Dataset listings of figures
+--
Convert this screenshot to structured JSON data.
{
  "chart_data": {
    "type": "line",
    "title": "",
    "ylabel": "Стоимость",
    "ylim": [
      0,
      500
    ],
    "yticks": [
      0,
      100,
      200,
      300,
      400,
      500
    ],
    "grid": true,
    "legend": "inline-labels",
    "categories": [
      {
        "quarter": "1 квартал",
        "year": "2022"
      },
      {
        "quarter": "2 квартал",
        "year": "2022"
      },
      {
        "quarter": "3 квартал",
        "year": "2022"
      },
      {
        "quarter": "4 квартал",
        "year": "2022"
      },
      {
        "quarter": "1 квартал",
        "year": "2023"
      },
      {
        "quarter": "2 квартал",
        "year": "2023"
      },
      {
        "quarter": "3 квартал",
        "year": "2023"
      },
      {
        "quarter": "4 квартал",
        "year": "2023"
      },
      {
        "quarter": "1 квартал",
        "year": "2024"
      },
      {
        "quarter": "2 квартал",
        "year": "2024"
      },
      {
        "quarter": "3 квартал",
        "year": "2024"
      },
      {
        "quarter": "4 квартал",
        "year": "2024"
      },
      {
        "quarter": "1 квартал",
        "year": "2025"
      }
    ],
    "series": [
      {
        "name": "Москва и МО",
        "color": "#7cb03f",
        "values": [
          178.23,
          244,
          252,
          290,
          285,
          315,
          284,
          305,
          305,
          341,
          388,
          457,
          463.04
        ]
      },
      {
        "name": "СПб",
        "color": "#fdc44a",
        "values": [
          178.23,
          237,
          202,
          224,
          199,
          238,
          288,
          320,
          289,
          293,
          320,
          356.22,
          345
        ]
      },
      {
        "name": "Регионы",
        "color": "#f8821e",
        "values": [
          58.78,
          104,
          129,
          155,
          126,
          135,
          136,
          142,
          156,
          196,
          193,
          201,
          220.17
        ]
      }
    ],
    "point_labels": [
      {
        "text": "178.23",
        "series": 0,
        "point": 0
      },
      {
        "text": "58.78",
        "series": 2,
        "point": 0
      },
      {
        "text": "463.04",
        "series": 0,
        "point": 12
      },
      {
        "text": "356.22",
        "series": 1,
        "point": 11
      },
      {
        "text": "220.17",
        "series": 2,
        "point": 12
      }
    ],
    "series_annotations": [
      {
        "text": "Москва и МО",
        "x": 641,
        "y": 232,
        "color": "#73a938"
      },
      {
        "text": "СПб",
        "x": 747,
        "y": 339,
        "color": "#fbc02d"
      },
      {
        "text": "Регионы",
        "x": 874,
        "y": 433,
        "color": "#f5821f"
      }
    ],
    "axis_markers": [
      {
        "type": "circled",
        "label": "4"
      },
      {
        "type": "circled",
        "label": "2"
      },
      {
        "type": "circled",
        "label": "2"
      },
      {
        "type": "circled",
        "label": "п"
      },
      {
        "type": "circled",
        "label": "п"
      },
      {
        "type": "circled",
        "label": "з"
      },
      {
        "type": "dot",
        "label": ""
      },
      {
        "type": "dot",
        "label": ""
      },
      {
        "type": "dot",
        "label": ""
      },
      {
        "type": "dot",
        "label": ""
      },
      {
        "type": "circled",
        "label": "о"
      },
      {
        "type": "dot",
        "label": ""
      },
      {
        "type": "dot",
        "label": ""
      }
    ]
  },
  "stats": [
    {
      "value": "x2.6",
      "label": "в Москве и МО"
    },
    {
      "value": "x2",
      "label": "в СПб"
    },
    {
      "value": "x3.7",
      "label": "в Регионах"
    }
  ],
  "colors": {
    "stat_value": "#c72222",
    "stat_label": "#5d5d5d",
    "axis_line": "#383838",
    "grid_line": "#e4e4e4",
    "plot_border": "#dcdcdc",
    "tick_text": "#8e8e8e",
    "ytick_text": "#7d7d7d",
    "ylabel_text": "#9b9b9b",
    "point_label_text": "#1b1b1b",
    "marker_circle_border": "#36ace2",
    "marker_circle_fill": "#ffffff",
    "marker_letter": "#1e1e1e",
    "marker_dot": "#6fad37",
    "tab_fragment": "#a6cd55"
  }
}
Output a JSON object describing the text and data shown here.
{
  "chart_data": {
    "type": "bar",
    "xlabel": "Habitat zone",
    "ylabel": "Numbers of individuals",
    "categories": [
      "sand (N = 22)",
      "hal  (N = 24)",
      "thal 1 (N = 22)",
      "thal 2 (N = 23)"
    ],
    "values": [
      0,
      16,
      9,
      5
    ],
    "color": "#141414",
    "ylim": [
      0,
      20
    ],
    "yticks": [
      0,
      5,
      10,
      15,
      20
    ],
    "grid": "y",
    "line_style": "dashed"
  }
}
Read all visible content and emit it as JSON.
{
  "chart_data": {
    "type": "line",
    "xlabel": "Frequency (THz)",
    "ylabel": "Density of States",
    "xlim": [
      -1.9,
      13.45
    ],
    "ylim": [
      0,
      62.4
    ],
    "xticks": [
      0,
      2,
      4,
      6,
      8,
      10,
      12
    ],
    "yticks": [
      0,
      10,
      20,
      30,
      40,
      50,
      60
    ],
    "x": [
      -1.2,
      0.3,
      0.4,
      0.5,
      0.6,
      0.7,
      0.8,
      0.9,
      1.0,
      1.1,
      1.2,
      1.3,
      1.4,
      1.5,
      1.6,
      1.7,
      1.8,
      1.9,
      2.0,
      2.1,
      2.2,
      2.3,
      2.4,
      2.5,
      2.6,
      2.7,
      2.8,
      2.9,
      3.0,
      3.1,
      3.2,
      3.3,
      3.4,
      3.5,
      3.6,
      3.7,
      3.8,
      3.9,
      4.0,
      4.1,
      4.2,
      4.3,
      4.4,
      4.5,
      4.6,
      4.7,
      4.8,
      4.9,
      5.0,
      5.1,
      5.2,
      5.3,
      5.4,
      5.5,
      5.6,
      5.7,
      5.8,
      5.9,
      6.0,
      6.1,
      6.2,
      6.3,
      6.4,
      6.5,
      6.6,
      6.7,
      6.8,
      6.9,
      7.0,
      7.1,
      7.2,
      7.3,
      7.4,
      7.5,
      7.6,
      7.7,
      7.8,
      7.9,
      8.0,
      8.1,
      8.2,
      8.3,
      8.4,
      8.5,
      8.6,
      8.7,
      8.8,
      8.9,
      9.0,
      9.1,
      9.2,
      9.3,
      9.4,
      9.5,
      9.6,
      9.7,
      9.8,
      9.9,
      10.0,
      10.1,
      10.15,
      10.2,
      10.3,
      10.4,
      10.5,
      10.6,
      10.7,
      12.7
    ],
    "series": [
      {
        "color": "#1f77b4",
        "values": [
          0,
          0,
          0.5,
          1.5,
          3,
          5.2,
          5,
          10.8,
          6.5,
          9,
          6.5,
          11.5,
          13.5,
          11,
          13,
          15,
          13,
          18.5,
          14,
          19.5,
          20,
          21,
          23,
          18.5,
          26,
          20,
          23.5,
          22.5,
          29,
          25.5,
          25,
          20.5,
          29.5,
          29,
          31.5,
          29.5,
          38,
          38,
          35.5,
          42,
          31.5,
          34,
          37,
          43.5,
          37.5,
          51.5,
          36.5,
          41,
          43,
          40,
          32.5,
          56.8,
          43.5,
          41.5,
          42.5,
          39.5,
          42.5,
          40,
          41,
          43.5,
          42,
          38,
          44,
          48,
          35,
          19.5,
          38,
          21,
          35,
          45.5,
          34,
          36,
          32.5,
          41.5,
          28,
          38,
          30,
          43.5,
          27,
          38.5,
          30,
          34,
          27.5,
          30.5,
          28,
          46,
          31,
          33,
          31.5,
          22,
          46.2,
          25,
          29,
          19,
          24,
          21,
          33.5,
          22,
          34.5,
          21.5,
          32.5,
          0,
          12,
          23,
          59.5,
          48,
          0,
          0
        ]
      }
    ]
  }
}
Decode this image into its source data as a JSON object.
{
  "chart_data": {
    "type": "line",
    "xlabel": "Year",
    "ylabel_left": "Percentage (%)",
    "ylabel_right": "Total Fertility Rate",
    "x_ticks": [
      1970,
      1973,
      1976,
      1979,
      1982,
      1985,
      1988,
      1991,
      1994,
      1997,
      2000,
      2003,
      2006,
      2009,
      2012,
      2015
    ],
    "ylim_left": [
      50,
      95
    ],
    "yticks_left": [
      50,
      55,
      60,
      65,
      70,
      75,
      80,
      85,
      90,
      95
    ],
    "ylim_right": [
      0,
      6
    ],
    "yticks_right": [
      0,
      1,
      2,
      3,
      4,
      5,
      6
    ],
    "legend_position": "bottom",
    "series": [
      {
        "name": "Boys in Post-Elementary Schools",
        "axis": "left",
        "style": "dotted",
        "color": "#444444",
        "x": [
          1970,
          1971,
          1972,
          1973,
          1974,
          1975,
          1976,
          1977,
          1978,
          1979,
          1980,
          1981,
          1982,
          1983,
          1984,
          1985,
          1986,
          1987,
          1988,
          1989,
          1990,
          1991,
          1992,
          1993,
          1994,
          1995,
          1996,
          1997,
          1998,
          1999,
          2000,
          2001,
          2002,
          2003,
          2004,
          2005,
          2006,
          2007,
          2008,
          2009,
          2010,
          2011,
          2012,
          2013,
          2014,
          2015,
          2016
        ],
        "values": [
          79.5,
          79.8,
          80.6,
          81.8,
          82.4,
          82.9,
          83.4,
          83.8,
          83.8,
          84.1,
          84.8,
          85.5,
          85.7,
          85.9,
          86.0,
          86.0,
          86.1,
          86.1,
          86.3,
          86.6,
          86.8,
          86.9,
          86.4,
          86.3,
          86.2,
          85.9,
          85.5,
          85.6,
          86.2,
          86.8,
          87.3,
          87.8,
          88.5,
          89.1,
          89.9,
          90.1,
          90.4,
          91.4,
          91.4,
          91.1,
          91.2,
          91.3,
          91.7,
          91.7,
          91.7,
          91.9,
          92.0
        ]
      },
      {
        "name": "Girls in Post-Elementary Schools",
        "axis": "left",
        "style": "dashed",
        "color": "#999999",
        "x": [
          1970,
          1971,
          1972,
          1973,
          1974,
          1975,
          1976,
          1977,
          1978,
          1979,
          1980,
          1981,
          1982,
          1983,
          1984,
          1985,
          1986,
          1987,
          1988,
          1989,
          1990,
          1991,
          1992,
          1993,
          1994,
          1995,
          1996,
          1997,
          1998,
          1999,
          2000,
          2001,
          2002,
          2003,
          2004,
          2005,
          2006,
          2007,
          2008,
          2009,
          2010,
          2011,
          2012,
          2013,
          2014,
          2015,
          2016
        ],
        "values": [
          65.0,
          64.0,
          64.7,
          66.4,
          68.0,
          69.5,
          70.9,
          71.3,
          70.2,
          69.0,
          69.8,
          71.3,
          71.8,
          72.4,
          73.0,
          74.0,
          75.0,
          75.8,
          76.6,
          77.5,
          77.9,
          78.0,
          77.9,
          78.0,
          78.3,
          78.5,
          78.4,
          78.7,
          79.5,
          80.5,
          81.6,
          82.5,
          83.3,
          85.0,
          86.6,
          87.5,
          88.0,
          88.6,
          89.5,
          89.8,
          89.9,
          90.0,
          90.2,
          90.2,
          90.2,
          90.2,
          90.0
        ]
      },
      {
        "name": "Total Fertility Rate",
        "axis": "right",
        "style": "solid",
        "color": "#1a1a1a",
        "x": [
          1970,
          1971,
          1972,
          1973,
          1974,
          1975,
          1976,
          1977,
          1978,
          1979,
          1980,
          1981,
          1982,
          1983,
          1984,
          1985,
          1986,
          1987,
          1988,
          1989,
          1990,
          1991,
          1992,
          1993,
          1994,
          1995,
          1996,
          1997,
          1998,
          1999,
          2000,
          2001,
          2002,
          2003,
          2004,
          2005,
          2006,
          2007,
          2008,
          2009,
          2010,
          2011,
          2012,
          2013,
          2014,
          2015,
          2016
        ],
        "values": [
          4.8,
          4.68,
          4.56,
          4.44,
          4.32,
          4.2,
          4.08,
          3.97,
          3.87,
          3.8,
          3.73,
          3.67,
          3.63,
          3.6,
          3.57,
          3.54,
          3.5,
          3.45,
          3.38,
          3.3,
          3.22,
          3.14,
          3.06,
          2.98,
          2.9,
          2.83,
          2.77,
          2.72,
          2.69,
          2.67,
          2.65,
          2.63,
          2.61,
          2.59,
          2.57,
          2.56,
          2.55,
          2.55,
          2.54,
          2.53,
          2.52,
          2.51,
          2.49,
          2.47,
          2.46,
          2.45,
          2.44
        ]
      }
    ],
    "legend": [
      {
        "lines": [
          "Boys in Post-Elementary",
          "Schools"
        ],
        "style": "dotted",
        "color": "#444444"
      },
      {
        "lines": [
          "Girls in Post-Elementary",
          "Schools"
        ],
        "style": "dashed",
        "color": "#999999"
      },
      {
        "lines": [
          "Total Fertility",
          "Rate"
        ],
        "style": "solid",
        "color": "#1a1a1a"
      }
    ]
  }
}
+--
**Stated task:** Count up every line above that has the word "Schools" in it; answer with the number alone.

**Response:** 4